--- start EXTRACTED INFORMATION ---
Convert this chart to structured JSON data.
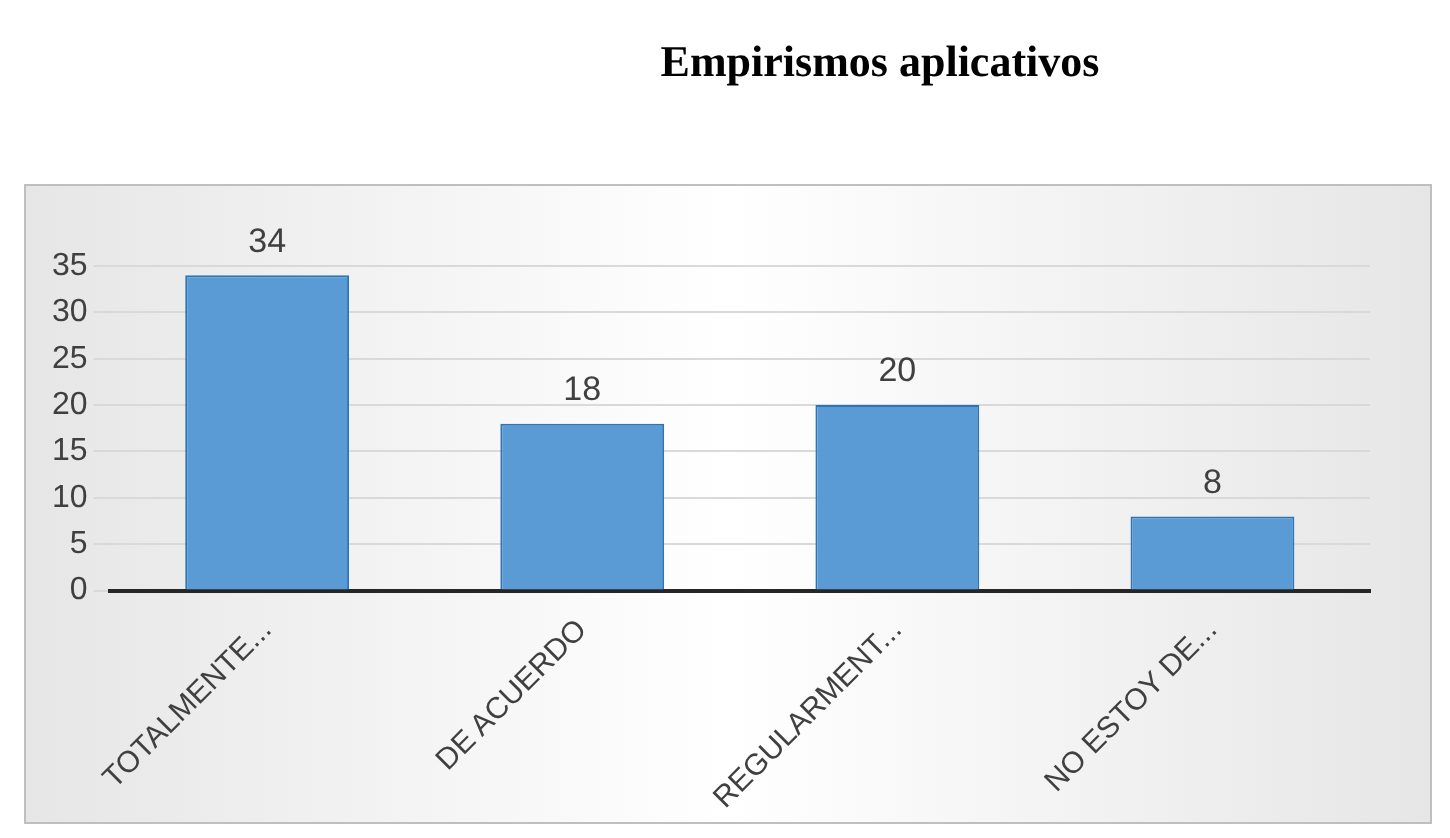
{
  "chart_data": {
    "type": "bar",
    "title": "Empirismos aplicativos",
    "categories": [
      "TOTALMENTE...",
      "DE ACUERDO",
      "REGULARMENT...",
      "NO ESTOY DE..."
    ],
    "values": [
      34,
      18,
      20,
      8
    ],
    "color": "#5b9bd5",
    "ylim": [
      0,
      35
    ],
    "yticks": [
      0,
      5,
      10,
      15,
      20,
      25,
      30,
      35
    ],
    "grid": true,
    "data_labels": true
  }
}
--- end EXTRACTED INFORMATION ---
_GIVEN REQUEST_
Set down the material exactly, every line of it, except for the pictures.

_SOLUTION TO THIS TASK_
Convert this chart to structured JSON data.
{
  "chart_data": {
    "type": "bar",
    "title": "Empirismos aplicativos",
    "categories": [
      "TOTALMENTE...",
      "DE ACUERDO",
      "REGULARMENT...",
      "NO ESTOY DE..."
    ],
    "values": [
      34,
      18,
      20,
      8
    ],
    "color": "#5b9bd5",
    "ylim": [
      0,
      35
    ],
    "yticks": [
      0,
      5,
      10,
      15,
      20,
      25,
      30,
      35
    ],
    "grid": true,
    "data_labels": true
  }
}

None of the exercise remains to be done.